> [Requirement] Below are the records; copy each line in them that holds the word "value".

> [Data excerpts]
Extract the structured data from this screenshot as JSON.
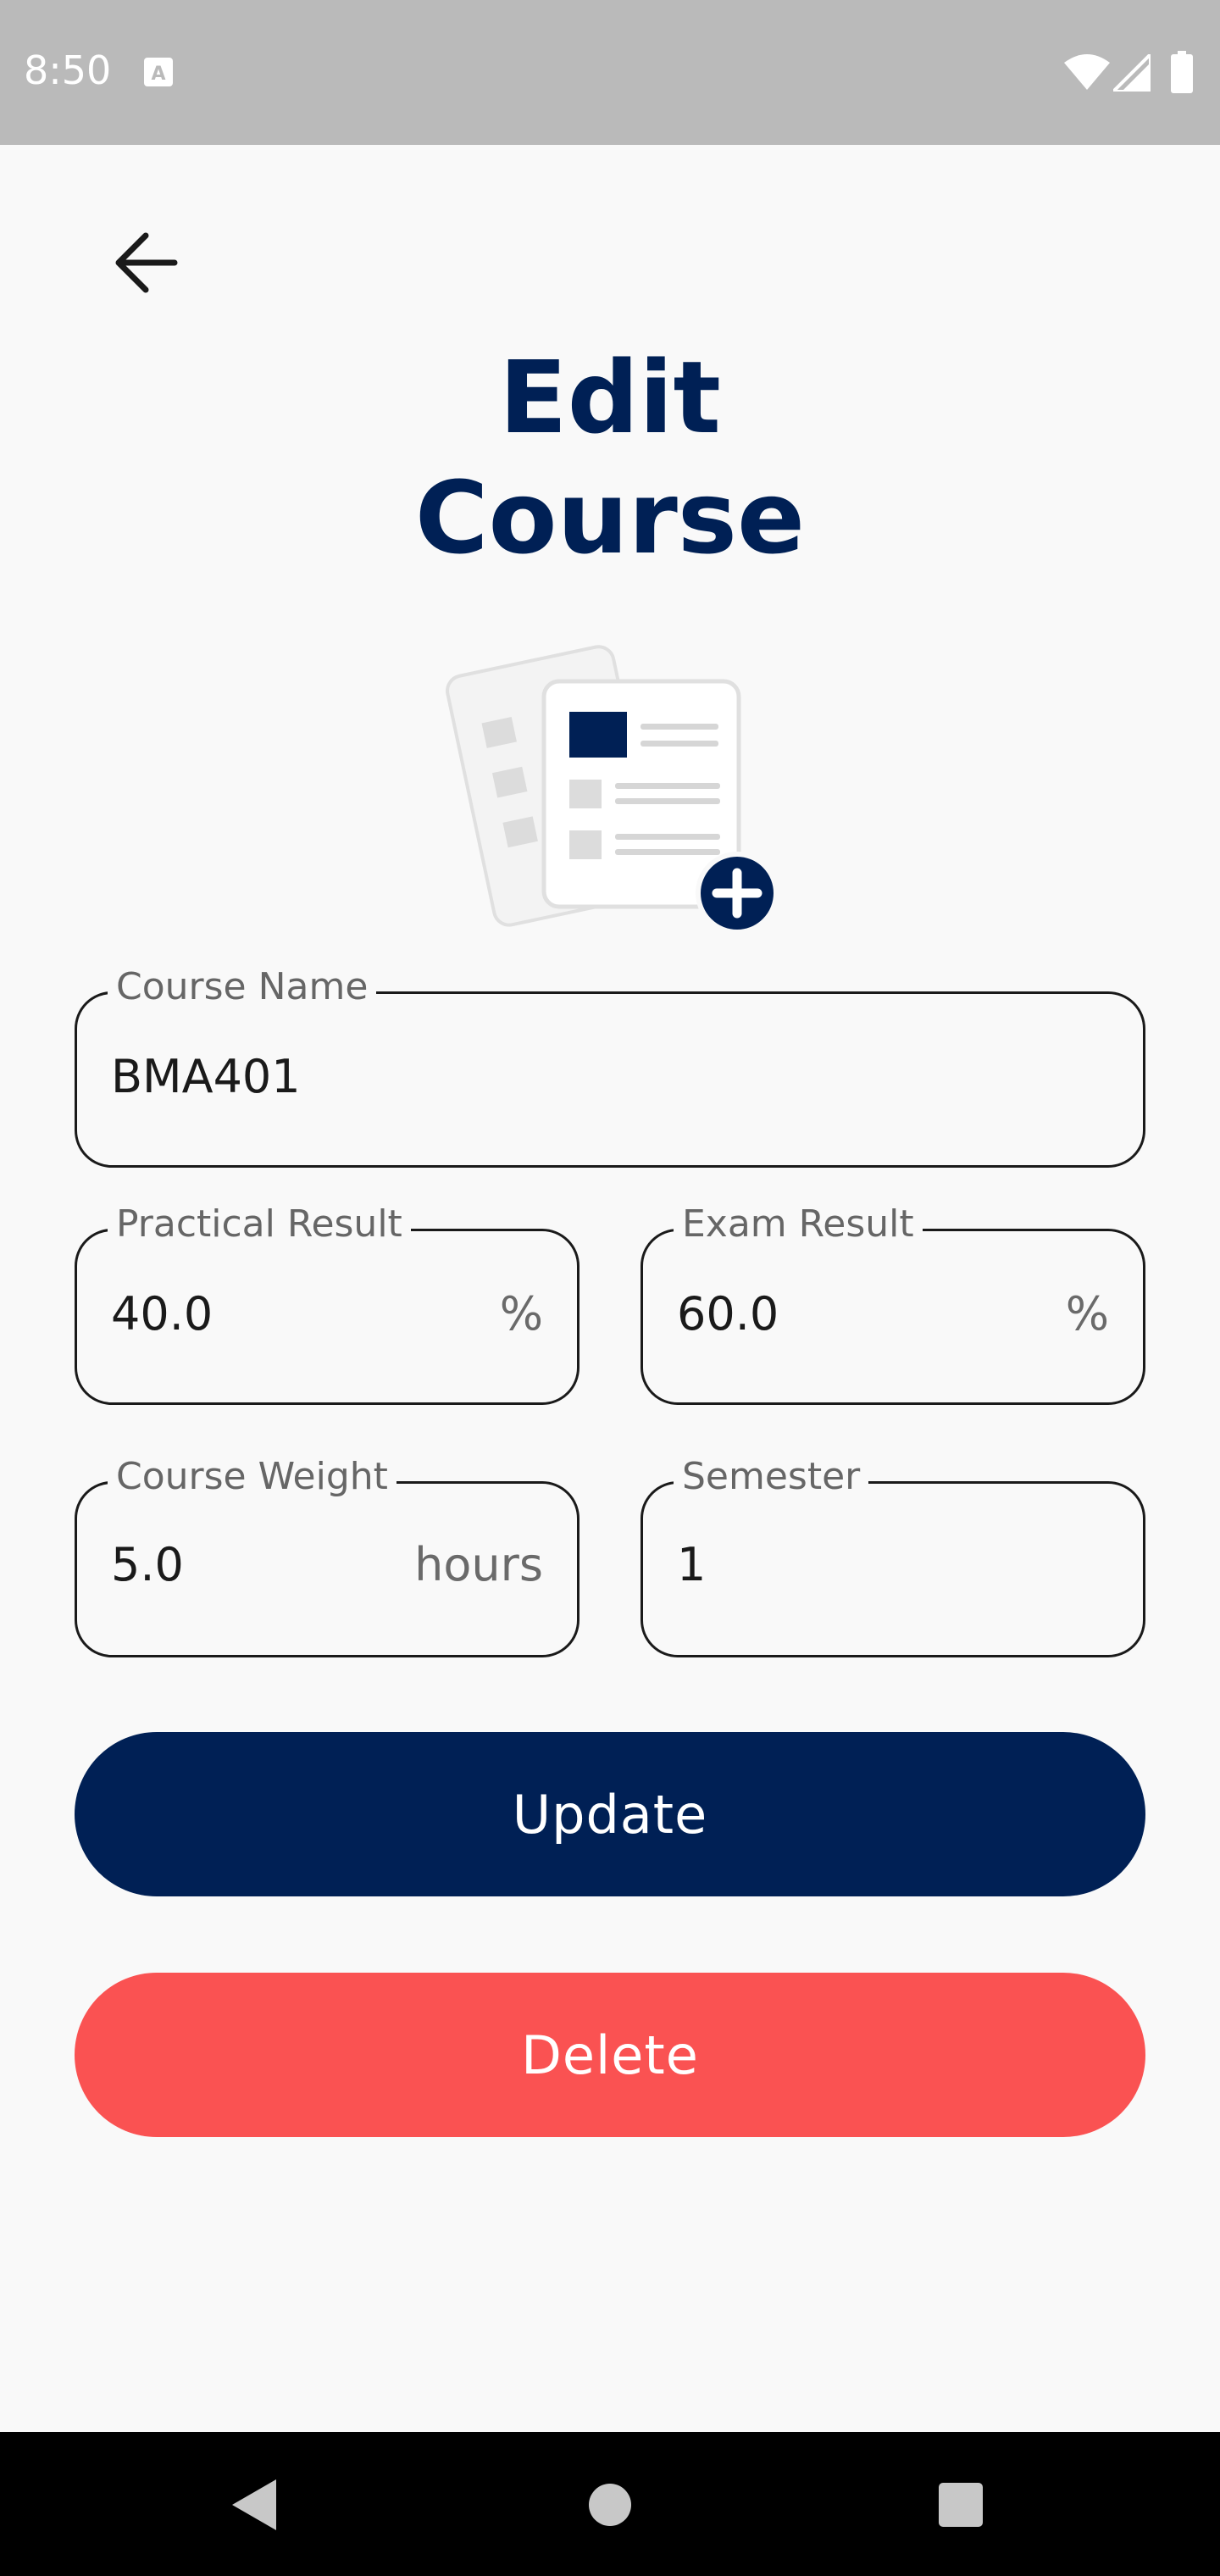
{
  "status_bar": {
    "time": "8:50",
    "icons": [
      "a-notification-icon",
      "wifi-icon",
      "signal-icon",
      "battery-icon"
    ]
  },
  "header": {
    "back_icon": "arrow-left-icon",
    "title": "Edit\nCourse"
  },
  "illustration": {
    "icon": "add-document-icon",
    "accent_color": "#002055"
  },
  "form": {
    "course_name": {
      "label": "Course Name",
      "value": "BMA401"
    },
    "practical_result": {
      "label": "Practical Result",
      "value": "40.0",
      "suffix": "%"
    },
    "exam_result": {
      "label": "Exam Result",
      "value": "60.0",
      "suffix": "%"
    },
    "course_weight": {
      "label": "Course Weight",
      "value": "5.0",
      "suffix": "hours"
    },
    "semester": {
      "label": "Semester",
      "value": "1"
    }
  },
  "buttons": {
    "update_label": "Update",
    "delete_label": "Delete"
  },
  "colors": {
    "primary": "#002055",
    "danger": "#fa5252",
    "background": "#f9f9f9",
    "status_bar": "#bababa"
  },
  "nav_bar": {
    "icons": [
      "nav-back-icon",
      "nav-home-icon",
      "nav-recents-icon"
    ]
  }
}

> [Full response]
      "value": "BMA401"
      "value": "40.0",
      "value": "60.0",
      "value": "5.0",
      "value": "1"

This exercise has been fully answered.